[Dataset records]
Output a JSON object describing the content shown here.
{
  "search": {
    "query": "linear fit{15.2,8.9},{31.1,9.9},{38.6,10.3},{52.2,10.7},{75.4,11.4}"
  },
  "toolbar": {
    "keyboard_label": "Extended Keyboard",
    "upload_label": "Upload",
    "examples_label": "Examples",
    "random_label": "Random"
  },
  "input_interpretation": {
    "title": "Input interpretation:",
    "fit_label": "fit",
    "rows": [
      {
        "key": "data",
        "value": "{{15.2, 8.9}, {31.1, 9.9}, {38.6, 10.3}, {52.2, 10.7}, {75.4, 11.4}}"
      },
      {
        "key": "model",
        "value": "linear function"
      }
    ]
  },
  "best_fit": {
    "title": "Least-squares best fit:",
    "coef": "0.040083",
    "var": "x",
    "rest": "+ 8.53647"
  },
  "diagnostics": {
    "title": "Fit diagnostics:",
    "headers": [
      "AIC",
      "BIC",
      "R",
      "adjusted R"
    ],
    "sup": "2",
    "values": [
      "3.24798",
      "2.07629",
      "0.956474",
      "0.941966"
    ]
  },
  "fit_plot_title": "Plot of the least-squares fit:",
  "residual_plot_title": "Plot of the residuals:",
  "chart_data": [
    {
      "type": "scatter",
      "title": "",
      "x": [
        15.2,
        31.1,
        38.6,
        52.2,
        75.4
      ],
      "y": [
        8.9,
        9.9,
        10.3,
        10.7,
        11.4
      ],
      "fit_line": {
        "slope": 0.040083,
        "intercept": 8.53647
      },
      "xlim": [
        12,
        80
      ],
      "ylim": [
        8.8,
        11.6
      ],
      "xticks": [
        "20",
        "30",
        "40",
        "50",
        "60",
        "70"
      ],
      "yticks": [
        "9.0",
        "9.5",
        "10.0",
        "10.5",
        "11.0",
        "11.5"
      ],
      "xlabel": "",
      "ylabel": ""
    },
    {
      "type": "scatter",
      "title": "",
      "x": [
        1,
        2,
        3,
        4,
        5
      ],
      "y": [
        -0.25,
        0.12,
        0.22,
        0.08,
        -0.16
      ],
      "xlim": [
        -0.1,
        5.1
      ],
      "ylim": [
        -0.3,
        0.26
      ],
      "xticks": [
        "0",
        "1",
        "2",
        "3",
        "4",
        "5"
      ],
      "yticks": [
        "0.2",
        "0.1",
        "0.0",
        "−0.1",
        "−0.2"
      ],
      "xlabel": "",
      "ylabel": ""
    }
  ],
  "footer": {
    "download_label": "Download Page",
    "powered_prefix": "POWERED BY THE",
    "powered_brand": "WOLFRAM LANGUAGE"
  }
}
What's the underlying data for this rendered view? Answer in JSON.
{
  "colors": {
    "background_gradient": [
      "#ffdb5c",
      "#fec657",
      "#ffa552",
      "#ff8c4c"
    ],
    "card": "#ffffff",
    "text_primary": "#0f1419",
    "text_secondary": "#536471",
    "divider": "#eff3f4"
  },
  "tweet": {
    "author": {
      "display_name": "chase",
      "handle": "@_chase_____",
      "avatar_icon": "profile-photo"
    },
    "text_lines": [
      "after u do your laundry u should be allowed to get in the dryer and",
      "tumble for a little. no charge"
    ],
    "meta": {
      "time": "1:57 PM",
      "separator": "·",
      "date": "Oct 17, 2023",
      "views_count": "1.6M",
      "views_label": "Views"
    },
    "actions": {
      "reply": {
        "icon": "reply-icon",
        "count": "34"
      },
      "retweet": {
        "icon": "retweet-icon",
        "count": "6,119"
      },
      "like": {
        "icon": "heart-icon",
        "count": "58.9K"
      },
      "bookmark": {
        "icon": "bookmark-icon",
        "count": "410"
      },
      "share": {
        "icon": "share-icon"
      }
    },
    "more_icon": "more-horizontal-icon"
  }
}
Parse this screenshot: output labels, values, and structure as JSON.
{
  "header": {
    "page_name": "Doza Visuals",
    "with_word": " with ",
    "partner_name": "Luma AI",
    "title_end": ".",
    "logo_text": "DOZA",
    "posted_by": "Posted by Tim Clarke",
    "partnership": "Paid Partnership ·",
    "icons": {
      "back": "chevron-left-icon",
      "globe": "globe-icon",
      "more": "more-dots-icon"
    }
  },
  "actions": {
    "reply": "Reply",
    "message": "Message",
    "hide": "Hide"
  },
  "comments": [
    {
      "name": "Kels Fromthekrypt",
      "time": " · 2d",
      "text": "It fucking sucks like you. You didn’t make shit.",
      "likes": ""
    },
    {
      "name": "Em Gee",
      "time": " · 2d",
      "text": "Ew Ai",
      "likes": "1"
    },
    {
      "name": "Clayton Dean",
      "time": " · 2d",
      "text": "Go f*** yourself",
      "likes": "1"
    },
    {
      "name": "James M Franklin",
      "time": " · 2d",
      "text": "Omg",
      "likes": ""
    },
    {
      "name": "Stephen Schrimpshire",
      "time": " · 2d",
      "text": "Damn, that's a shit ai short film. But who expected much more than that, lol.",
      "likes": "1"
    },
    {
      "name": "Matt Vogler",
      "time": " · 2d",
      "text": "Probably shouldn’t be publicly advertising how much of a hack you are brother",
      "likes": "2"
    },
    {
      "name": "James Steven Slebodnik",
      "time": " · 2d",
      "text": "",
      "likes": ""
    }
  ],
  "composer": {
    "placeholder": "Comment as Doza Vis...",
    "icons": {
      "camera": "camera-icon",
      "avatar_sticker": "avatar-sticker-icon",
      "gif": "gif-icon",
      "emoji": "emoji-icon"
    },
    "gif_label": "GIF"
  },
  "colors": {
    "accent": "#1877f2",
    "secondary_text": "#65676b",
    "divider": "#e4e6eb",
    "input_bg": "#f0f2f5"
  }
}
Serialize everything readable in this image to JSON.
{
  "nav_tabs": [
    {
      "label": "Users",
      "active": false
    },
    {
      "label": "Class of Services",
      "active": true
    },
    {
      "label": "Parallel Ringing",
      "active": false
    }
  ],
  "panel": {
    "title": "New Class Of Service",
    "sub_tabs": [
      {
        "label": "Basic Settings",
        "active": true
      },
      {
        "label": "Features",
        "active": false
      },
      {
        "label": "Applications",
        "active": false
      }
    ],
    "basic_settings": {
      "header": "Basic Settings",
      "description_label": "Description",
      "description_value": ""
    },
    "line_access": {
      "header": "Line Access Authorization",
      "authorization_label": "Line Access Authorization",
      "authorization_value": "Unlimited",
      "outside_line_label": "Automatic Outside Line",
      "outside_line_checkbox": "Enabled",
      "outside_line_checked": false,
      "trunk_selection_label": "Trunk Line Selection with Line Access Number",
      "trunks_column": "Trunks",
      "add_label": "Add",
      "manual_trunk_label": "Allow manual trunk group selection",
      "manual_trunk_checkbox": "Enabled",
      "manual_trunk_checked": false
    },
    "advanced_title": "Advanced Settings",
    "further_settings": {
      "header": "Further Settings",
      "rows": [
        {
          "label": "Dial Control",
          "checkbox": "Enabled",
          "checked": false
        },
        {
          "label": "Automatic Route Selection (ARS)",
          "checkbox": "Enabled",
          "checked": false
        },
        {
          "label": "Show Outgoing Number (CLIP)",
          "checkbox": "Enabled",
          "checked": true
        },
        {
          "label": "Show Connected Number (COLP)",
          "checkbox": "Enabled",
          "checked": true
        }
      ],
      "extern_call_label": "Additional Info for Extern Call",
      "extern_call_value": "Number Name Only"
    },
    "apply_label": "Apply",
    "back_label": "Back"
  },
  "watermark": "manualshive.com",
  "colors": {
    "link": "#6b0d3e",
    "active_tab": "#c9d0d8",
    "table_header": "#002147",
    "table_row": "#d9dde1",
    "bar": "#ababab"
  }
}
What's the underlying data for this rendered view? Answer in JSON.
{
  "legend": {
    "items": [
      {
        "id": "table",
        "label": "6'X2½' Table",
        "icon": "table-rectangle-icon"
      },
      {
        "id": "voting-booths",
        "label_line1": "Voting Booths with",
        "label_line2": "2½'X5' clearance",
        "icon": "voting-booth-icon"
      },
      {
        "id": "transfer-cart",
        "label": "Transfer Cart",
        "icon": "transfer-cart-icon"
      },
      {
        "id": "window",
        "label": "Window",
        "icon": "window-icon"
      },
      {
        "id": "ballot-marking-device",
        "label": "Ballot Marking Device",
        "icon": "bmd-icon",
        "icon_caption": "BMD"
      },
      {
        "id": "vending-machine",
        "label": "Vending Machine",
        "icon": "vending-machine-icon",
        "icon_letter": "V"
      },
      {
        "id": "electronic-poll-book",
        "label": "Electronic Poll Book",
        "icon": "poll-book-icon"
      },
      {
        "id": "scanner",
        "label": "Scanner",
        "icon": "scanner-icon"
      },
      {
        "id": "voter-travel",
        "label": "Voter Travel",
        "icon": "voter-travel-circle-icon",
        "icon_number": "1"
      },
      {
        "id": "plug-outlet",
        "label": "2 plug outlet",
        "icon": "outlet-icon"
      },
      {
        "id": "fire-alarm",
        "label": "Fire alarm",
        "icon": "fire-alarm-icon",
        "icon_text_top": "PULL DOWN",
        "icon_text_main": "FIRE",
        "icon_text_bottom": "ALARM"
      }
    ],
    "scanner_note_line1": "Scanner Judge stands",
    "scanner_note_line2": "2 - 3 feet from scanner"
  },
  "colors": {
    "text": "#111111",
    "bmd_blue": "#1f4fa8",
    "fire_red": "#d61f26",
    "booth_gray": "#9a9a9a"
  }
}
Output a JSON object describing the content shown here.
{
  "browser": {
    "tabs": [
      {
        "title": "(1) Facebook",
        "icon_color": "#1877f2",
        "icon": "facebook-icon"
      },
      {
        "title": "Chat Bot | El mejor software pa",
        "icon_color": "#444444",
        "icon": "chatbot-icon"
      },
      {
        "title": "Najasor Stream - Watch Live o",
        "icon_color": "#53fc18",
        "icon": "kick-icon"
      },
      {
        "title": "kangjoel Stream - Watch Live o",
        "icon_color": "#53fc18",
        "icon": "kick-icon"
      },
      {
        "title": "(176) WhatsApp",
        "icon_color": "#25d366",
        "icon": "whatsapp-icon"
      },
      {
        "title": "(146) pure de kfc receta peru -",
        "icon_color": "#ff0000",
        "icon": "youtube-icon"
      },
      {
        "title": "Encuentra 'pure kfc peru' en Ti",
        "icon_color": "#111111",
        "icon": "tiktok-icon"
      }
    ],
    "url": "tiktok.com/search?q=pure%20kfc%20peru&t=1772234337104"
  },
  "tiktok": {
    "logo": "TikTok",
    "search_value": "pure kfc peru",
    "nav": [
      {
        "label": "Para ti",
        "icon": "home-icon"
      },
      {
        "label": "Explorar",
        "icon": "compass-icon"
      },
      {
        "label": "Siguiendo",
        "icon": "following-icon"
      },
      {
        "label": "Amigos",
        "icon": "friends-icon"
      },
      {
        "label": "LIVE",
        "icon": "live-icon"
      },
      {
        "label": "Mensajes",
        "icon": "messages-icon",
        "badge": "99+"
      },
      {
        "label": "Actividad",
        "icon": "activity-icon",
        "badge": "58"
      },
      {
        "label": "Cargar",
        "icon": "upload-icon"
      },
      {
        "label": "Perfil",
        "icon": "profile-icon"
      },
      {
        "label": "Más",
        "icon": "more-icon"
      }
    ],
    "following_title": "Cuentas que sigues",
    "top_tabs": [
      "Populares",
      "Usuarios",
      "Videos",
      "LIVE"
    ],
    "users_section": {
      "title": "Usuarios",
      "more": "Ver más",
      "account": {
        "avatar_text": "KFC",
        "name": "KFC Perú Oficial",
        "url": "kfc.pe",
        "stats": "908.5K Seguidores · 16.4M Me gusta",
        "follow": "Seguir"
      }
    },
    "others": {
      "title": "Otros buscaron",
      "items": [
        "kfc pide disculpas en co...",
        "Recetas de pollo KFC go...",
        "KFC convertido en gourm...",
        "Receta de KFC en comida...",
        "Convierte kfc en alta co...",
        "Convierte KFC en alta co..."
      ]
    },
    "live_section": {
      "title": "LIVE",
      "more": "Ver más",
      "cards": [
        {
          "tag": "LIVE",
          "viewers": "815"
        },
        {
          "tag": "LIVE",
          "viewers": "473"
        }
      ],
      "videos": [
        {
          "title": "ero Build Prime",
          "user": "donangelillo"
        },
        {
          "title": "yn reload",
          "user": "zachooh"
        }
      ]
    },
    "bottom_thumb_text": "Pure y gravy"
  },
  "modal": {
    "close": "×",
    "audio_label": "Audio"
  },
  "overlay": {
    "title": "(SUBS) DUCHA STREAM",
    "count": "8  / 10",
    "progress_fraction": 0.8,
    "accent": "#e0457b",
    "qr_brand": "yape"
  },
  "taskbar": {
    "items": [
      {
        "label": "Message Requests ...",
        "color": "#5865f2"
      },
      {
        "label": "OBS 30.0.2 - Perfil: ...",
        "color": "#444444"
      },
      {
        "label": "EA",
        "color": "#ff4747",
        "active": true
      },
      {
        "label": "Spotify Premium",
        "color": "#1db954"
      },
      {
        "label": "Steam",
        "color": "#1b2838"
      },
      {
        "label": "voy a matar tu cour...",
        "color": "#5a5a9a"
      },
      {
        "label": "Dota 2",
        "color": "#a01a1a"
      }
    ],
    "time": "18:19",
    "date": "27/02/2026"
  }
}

**EXERCISE AIM:**
Report the number of lines above containing the word "values", with no other text.

**RESULT FOR THIS TASK:**
2